[Begin]
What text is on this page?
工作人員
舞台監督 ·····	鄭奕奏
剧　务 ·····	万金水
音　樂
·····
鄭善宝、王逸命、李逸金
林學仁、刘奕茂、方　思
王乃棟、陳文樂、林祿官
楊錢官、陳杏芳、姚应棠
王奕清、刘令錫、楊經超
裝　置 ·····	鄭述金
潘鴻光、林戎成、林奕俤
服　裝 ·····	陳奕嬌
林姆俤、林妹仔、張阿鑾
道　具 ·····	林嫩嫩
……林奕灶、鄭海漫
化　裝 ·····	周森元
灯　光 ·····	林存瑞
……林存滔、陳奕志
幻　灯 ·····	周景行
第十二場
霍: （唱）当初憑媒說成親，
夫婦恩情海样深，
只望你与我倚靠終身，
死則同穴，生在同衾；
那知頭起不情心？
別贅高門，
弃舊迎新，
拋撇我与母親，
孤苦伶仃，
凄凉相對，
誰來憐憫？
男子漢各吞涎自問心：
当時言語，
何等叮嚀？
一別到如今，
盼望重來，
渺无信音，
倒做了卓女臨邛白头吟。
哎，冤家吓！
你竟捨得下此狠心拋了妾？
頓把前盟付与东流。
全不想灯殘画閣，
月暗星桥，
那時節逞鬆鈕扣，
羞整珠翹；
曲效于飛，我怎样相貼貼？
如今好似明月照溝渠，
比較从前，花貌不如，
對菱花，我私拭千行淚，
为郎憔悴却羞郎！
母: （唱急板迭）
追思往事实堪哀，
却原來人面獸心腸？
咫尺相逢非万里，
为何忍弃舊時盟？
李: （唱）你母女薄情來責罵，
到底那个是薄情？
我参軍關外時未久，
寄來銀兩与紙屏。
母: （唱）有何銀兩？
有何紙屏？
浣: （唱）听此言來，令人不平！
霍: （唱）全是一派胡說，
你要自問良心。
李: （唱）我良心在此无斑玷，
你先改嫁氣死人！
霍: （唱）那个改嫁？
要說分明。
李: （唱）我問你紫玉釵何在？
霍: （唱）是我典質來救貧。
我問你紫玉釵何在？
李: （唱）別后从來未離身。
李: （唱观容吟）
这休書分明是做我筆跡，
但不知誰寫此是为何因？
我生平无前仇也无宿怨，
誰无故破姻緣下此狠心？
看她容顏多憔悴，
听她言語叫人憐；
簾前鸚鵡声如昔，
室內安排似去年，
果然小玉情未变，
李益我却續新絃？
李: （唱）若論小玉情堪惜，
[End]
▸ **EXERCISE DIRECTIONS**
Quote the whole listing above, leaving nothing out.

▸ **RESPONSE**
What text is on this page?
工作人員
舞台監督 ·····	鄭奕奏
剧　务 ·····	万金水
音　樂
·····
鄭善宝、王逸命、李逸金
林學仁、刘奕茂、方　思
王乃棟、陳文樂、林祿官
楊錢官、陳杏芳、姚应棠
王奕清、刘令錫、楊經超
裝　置 ·····	鄭述金
潘鴻光、林戎成、林奕俤
服　裝 ·····	陳奕嬌
林姆俤、林妹仔、張阿鑾
道　具 ·····	林嫩嫩
……林奕灶、鄭海漫
化　裝 ·····	周森元
灯　光 ·····	林存瑞
……林存滔、陳奕志
幻　灯 ·····	周景行
第十二場
霍: （唱）当初憑媒說成親，
夫婦恩情海样深，
只望你与我倚靠終身，
死則同穴，生在同衾；
那知頭起不情心？
別贅高門，
弃舊迎新，
拋撇我与母親，
孤苦伶仃，
凄凉相對，
誰來憐憫？
男子漢各吞涎自問心：
当時言語，
何等叮嚀？
一別到如今，
盼望重來，
渺无信音，
倒做了卓女臨邛白头吟。
哎，冤家吓！
你竟捨得下此狠心拋了妾？
頓把前盟付与东流。
全不想灯殘画閣，
月暗星桥，
那時節逞鬆鈕扣，
羞整珠翹；
曲效于飛，我怎样相貼貼？
如今好似明月照溝渠，
比較从前，花貌不如，
對菱花，我私拭千行淚，
为郎憔悴却羞郎！
母: （唱急板迭）
追思往事实堪哀，
却原來人面獸心腸？
咫尺相逢非万里，
为何忍弃舊時盟？
李: （唱）你母女薄情來責罵，
到底那个是薄情？
我参軍關外時未久，
寄來銀兩与紙屏。
母: （唱）有何銀兩？
有何紙屏？
浣: （唱）听此言來，令人不平！
霍: （唱）全是一派胡說，
你要自問良心。
李: （唱）我良心在此无斑玷，
你先改嫁氣死人！
霍: （唱）那个改嫁？
要說分明。
李: （唱）我問你紫玉釵何在？
霍: （唱）是我典質來救貧。
我問你紫玉釵何在？
李: （唱）別后从來未離身。
李: （唱观容吟）
这休書分明是做我筆跡，
但不知誰寫此是为何因？
我生平无前仇也无宿怨，
誰无故破姻緣下此狠心？
看她容顏多憔悴，
听她言語叫人憐；
簾前鸚鵡声如昔，
室內安排似去年，
果然小玉情未变，
李益我却續新絃？
李: （唱）若論小玉情堪惜，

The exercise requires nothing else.